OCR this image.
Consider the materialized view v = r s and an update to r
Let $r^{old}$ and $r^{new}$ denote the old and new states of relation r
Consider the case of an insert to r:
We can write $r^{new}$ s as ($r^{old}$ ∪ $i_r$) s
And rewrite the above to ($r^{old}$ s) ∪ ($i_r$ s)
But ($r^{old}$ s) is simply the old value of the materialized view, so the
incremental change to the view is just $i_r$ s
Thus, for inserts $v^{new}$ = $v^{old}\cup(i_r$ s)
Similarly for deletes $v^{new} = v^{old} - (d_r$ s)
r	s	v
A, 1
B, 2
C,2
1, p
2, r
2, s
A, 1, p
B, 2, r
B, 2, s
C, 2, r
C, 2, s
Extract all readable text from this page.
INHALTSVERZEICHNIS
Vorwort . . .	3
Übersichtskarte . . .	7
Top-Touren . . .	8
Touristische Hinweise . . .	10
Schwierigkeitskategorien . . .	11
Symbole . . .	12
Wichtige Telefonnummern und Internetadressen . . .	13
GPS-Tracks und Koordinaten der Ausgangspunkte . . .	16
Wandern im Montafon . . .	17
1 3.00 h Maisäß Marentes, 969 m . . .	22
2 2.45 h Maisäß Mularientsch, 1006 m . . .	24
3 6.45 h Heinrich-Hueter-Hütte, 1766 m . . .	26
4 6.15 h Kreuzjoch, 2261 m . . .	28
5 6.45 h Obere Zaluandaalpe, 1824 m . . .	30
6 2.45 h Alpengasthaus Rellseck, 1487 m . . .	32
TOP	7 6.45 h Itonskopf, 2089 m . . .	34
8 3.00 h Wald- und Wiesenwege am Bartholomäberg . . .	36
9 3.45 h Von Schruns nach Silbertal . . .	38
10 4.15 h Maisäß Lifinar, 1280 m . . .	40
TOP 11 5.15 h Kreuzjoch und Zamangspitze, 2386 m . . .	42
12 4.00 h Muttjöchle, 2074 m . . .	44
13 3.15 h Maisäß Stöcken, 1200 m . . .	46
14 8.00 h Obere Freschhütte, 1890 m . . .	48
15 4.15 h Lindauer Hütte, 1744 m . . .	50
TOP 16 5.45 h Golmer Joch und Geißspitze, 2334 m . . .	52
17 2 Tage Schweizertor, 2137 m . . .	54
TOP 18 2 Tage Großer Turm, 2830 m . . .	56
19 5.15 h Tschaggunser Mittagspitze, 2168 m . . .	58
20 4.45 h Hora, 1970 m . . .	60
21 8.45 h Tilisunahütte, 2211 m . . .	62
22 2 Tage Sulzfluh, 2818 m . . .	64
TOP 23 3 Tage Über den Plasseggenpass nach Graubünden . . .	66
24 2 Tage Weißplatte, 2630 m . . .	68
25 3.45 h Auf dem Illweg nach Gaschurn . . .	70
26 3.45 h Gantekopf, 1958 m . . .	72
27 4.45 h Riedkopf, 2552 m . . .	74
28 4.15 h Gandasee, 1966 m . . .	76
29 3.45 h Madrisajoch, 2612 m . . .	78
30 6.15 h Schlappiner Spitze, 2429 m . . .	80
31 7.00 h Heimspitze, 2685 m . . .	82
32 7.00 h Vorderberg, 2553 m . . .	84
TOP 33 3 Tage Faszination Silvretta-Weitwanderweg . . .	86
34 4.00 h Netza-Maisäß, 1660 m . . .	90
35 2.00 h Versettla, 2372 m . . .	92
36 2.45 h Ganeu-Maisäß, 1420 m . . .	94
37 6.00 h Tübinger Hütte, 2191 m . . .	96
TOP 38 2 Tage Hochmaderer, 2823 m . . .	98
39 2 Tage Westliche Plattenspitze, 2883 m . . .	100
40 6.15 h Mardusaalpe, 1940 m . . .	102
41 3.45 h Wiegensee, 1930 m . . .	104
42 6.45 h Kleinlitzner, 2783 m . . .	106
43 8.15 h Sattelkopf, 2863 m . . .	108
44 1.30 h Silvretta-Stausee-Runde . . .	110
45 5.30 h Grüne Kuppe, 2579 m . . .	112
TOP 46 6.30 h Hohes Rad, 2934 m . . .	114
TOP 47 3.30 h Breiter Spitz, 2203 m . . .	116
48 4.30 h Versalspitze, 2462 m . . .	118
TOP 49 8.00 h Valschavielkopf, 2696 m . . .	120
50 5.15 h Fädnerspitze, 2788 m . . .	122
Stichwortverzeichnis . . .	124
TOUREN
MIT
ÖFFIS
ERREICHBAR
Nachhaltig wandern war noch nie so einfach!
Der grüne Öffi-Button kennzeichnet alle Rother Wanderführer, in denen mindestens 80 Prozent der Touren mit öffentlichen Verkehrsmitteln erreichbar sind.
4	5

+ + +

Pull out each line of the records holding the string "Tage".

EXERCISE OUTPUT:
17 2 Tage Schweizertor, 2137 m . . .	54
TOP 18 2 Tage Großer Turm, 2830 m . . .	56
22 2 Tage Sulzfluh, 2818 m . . .	64
TOP 23 3 Tage Über den Plasseggenpass nach Graubünden . . .	66
24 2 Tage Weißplatte, 2630 m . . .	68
TOP 33 3 Tage Faszination Silvretta-Weitwanderweg . . .	86
TOP 38 2 Tage Hochmaderer, 2823 m . . .	98
39 2 Tage Westliche Plattenspitze, 2883 m . . .	100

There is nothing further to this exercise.